>> BEGIN PROVIDED INFORMATION

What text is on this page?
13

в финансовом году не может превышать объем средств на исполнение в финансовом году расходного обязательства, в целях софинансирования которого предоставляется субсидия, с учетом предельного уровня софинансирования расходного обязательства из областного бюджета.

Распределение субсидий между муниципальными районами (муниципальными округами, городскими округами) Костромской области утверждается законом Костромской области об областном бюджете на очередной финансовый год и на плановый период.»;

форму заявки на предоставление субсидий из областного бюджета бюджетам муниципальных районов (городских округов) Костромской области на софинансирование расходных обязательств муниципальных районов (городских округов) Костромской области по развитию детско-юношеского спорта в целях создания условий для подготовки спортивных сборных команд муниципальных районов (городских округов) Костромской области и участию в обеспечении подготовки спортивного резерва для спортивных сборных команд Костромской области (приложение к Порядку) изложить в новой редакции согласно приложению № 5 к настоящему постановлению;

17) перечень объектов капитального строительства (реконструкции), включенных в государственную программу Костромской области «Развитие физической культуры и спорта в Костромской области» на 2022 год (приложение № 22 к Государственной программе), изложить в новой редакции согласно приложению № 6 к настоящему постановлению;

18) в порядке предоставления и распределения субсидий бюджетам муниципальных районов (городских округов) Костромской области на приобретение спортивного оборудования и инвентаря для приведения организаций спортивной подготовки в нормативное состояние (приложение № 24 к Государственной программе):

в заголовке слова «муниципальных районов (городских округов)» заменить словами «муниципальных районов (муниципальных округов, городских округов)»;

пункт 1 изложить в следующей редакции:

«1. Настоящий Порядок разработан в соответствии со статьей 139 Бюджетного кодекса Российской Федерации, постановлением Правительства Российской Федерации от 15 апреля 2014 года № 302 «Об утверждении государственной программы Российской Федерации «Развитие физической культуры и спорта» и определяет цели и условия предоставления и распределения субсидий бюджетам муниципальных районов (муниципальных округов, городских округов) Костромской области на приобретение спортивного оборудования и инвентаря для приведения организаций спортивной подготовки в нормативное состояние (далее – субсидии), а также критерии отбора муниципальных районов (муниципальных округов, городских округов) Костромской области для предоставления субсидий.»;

>> END PROVIDED INFORMATION
>> BEGIN PROVIDED INFORMATION

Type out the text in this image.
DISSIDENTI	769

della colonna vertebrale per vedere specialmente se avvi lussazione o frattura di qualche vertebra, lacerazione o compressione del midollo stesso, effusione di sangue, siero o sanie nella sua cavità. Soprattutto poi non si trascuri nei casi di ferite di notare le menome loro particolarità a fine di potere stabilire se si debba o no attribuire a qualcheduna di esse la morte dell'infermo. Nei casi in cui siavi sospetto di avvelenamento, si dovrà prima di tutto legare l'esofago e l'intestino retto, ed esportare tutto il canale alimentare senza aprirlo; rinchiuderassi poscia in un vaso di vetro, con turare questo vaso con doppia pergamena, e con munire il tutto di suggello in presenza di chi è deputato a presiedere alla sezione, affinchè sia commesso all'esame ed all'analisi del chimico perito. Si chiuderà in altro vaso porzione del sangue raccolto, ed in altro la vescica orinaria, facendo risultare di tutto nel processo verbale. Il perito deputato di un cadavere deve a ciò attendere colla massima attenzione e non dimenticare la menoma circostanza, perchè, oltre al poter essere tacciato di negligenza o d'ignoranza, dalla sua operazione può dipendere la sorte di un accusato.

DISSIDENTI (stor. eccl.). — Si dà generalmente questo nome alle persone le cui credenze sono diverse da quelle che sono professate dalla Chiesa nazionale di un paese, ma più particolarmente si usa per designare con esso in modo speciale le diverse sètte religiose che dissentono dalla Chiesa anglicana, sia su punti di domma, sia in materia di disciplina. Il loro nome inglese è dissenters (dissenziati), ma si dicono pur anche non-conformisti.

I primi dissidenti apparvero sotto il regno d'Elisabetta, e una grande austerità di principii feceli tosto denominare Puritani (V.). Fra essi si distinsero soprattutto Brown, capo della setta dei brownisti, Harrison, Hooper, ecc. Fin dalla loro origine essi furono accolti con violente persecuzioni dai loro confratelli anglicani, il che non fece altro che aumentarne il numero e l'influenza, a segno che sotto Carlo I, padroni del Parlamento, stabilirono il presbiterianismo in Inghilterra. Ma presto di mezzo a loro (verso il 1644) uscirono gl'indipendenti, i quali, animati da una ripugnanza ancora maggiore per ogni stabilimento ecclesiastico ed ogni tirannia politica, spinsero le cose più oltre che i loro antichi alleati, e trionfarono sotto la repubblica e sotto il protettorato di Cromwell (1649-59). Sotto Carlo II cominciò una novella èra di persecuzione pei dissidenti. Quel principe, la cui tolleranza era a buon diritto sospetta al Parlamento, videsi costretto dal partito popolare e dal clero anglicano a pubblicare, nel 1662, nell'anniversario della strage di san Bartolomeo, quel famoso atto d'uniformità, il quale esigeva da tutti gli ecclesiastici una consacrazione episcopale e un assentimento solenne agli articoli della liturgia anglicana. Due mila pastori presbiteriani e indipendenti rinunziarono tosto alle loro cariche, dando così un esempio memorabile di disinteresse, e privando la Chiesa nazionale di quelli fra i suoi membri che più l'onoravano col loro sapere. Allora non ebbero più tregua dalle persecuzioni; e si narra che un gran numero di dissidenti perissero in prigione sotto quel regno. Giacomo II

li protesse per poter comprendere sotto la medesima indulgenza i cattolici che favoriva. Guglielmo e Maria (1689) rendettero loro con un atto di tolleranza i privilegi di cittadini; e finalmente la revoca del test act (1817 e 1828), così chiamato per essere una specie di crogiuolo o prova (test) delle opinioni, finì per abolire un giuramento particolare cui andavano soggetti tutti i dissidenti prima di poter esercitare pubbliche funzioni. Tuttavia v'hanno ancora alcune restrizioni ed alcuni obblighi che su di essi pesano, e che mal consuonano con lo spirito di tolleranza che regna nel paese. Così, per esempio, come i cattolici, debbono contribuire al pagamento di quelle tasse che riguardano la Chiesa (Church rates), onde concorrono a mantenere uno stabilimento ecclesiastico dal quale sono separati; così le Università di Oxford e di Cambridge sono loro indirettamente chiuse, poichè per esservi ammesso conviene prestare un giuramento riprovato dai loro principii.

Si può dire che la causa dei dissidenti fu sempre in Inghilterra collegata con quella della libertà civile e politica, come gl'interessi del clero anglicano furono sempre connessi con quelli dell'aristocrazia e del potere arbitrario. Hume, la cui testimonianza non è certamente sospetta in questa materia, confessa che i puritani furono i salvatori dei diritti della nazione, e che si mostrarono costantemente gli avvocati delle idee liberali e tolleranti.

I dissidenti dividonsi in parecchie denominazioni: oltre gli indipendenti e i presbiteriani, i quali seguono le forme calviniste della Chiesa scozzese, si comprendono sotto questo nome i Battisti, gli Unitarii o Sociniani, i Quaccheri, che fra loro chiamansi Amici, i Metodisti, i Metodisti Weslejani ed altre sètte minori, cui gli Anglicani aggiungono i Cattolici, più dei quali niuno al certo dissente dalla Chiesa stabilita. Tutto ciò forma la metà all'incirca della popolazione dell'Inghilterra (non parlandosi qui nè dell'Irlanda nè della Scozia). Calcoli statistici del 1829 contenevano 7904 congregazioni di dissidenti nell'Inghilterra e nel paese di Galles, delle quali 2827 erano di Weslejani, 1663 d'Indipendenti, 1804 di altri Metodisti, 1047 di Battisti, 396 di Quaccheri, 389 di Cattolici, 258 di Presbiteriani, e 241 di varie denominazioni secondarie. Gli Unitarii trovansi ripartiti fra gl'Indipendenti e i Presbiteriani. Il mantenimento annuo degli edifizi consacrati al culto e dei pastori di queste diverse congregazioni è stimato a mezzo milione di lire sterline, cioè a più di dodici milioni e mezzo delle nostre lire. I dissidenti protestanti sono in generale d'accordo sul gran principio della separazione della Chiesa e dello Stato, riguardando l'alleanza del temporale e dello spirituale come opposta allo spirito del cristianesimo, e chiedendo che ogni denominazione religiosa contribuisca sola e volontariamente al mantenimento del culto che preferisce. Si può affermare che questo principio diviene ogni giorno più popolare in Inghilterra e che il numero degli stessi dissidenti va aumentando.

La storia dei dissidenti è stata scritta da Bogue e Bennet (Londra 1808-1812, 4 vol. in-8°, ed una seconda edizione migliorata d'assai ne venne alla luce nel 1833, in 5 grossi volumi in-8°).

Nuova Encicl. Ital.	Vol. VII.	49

>> END PROVIDED INFORMATION
>> BEGIN PROVIDED INFORMATION

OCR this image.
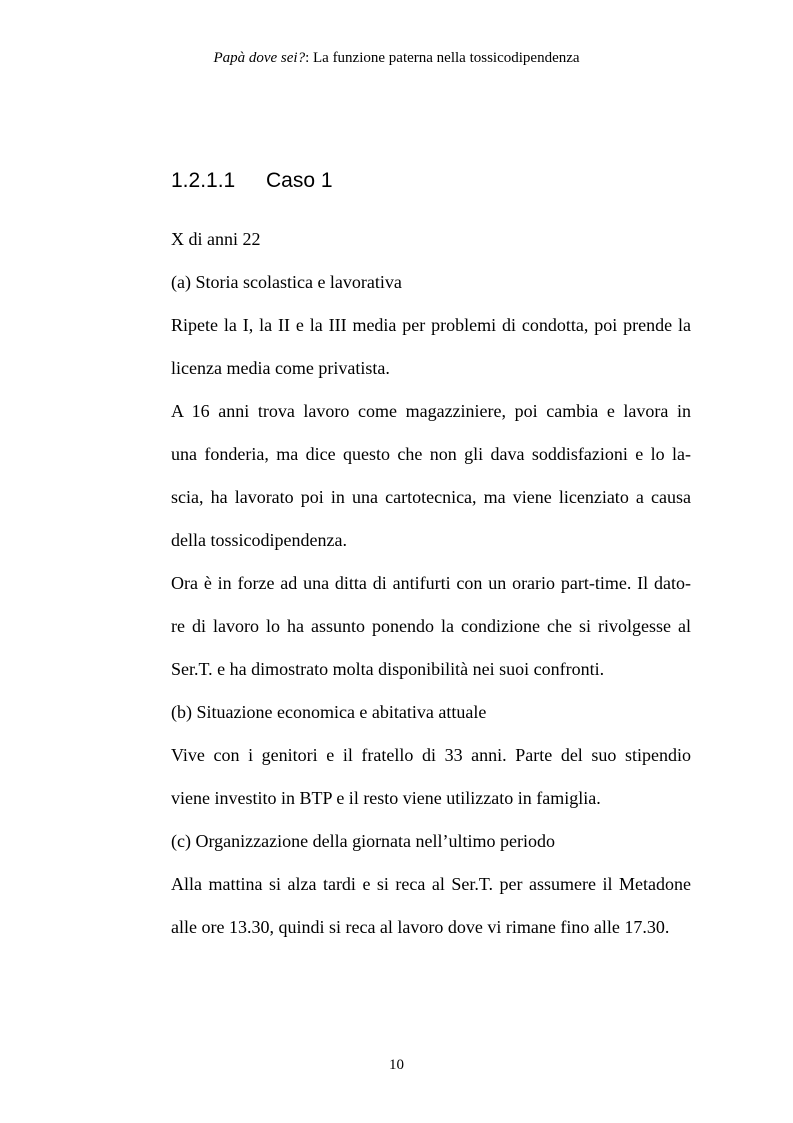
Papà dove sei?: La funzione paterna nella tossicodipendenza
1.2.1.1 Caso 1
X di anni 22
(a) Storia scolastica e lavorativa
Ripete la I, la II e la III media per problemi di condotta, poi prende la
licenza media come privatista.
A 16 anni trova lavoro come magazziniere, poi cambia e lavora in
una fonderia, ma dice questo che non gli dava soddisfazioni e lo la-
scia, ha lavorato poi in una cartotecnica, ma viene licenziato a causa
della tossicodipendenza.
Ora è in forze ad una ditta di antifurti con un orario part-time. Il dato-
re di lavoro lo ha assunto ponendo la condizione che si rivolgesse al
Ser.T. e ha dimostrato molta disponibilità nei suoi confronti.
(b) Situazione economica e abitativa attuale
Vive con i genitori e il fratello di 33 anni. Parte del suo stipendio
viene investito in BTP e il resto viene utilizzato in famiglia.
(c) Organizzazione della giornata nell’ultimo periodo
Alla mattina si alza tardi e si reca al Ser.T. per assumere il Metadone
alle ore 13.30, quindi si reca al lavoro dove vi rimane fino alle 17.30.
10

>> END PROVIDED INFORMATION

SHORT TASK:
Filter the data for the string "tossicodipendenza" and copy every line that has it.

FINAL RESULT:
Papà dove sei?: La funzione paterna nella tossicodipendenza
della tossicodipendenza.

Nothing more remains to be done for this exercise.